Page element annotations
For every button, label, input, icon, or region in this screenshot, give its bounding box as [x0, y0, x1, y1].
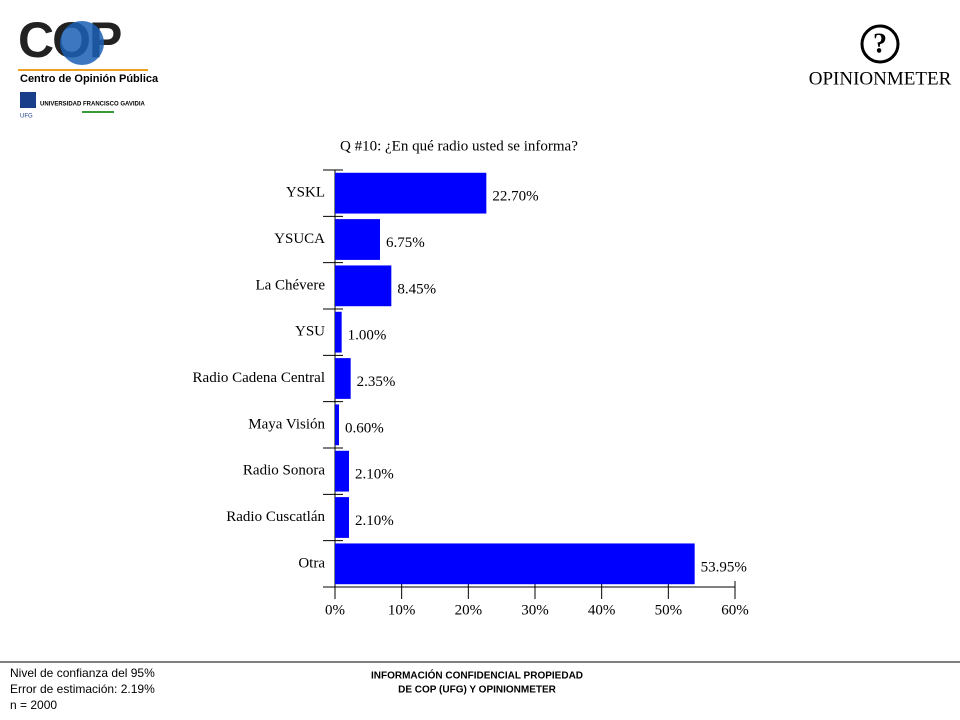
value-label: 2.35%	[357, 374, 396, 390]
cop-logo: COP Centro de Opinión Pública UFG UNIVER…	[18, 12, 159, 120]
bar	[335, 450, 349, 492]
y-tick-label: Radio Cuscatlán	[226, 509, 325, 525]
y-tick-label: YSU	[295, 324, 325, 340]
bar	[335, 358, 351, 399]
x-tick-label: 0%	[325, 602, 345, 618]
ufg-short: UFG	[20, 114, 33, 120]
opinionmeter-logo: ? OPINIONMETER	[809, 24, 952, 89]
bar	[335, 404, 339, 446]
y-tick-label: Radio Sonora	[243, 463, 325, 479]
x-tick-label: 60%	[721, 602, 749, 618]
value-label: 2.10%	[355, 467, 394, 483]
value-label: 53.95%	[701, 559, 747, 575]
logo-symbol: ?	[873, 28, 887, 59]
bar	[335, 219, 380, 260]
confidential: DE COP (UFG) Y OPINIONMETER	[398, 685, 557, 696]
logo-subtitle: Centro de Opinión Pública	[20, 73, 159, 85]
x-tick-label: 30%	[521, 602, 549, 618]
y-tick-label: La Chévere	[255, 277, 325, 293]
chart-title: Q #10: ¿En qué radio usted se informa?	[340, 138, 578, 154]
bar	[335, 497, 349, 538]
bar	[335, 311, 342, 353]
x-tick-label: 10%	[388, 602, 416, 618]
logo-ring	[860, 24, 900, 64]
x-tick-label: 40%	[588, 602, 616, 618]
value-label: 8.45%	[397, 281, 436, 297]
chart: 0% 10% 20% 30% 40% 50% 60% YSKL 22.70% YSUCA 6.75%…	[193, 169, 749, 618]
value-label: 2.10%	[355, 513, 394, 529]
bar	[335, 172, 487, 214]
logo-right-text: OPINIONMETER	[809, 68, 952, 89]
x-tick-label: 50%	[655, 602, 683, 618]
bar	[335, 543, 695, 585]
ufg-shield	[20, 92, 36, 108]
y-tick-label: Radio Cadena Central	[193, 370, 325, 386]
y-tick-label: YSUCA	[274, 231, 325, 247]
y-tick-label: YSKL	[286, 185, 325, 201]
x-tick-label: 20%	[455, 602, 483, 618]
value-label: 0.60%	[345, 420, 384, 436]
footer-note: n = 2000	[10, 698, 57, 712]
footer-note: Nivel de confianza del 95%	[10, 666, 155, 680]
university: UNIVERSIDAD FRANCISCO GAVIDIA	[40, 102, 146, 108]
footer-note: Error de estimación: 2.19%	[10, 682, 155, 696]
confidential: INFORMACIÓN CONFIDENCIAL PROPIEDAD	[371, 669, 583, 682]
value-label: 6.75%	[386, 235, 425, 251]
y-tick-label: Otra	[298, 555, 325, 571]
bar	[335, 265, 392, 307]
value-label: 22.70%	[492, 189, 538, 205]
logo-globe	[60, 21, 104, 65]
value-label: 1.00%	[348, 328, 387, 344]
y-tick-label: Maya Visión	[248, 416, 325, 432]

What the task asks
Switch each "x-tick-label" to "x-axis-label" across all the rows above and write them out again with nothing else altered. Omit the pictures.

Worked answer
For every button, label, input, icon, or region in this screenshot, give its bounding box as [x0, y0, x1, y1].
value-label: 2.35%	[357, 374, 396, 390]
cop-logo: COP Centro de Opinión Pública UFG UNIVER…	[18, 12, 159, 120]
bar	[335, 450, 349, 492]
y-tick-label: Radio Cuscatlán	[226, 509, 325, 525]
y-tick-label: YSU	[295, 324, 325, 340]
bar	[335, 358, 351, 399]
x-axis-label: 0%	[325, 602, 345, 618]
ufg-short: UFG	[20, 114, 33, 120]
opinionmeter-logo: ? OPINIONMETER	[809, 24, 952, 89]
bar	[335, 404, 339, 446]
y-tick-label: Radio Sonora	[243, 463, 325, 479]
x-axis-label: 60%	[721, 602, 749, 618]
value-label: 2.10%	[355, 467, 394, 483]
value-label: 53.95%	[701, 559, 747, 575]
logo-symbol: ?	[873, 28, 887, 59]
bar	[335, 219, 380, 260]
confidential: DE COP (UFG) Y OPINIONMETER	[398, 685, 557, 696]
logo-subtitle: Centro de Opinión Pública	[20, 73, 159, 85]
x-axis-label: 30%	[521, 602, 549, 618]
y-tick-label: La Chévere	[255, 277, 325, 293]
chart-title: Q #10: ¿En qué radio usted se informa?	[340, 138, 578, 154]
bar	[335, 497, 349, 538]
bar	[335, 311, 342, 353]
x-axis-label: 10%	[388, 602, 416, 618]
logo-ring	[860, 24, 900, 64]
x-axis-label: 40%	[588, 602, 616, 618]
value-label: 8.45%	[397, 281, 436, 297]
chart: 0% 10% 20% 30% 40% 50% 60% YSKL 22.70% YSUCA 6.75%…	[193, 169, 749, 618]
value-label: 2.10%	[355, 513, 394, 529]
bar	[335, 172, 487, 214]
logo-right-text: OPINIONMETER	[809, 68, 952, 89]
x-axis-label: 50%	[655, 602, 683, 618]
bar	[335, 543, 695, 585]
ufg-shield	[20, 92, 36, 108]
y-tick-label: Radio Cadena Central	[193, 370, 325, 386]
y-tick-label: YSUCA	[274, 231, 325, 247]
y-tick-label: YSKL	[286, 185, 325, 201]
x-axis-label: 20%	[455, 602, 483, 618]
value-label: 0.60%	[345, 420, 384, 436]
footer-note: n = 2000	[10, 698, 57, 712]
footer-note: Nivel de confianza del 95%	[10, 666, 155, 680]
university: UNIVERSIDAD FRANCISCO GAVIDIA	[40, 102, 146, 108]
footer-note: Error de estimación: 2.19%	[10, 682, 155, 696]
confidential: INFORMACIÓN CONFIDENCIAL PROPIEDAD	[371, 669, 583, 682]
value-label: 6.75%	[386, 235, 425, 251]
y-tick-label: Otra	[298, 555, 325, 571]
bar	[335, 265, 392, 307]
value-label: 22.70%	[492, 189, 538, 205]
logo-globe	[60, 21, 104, 65]
value-label: 1.00%	[348, 328, 387, 344]
y-tick-label: Maya Visión	[248, 416, 325, 432]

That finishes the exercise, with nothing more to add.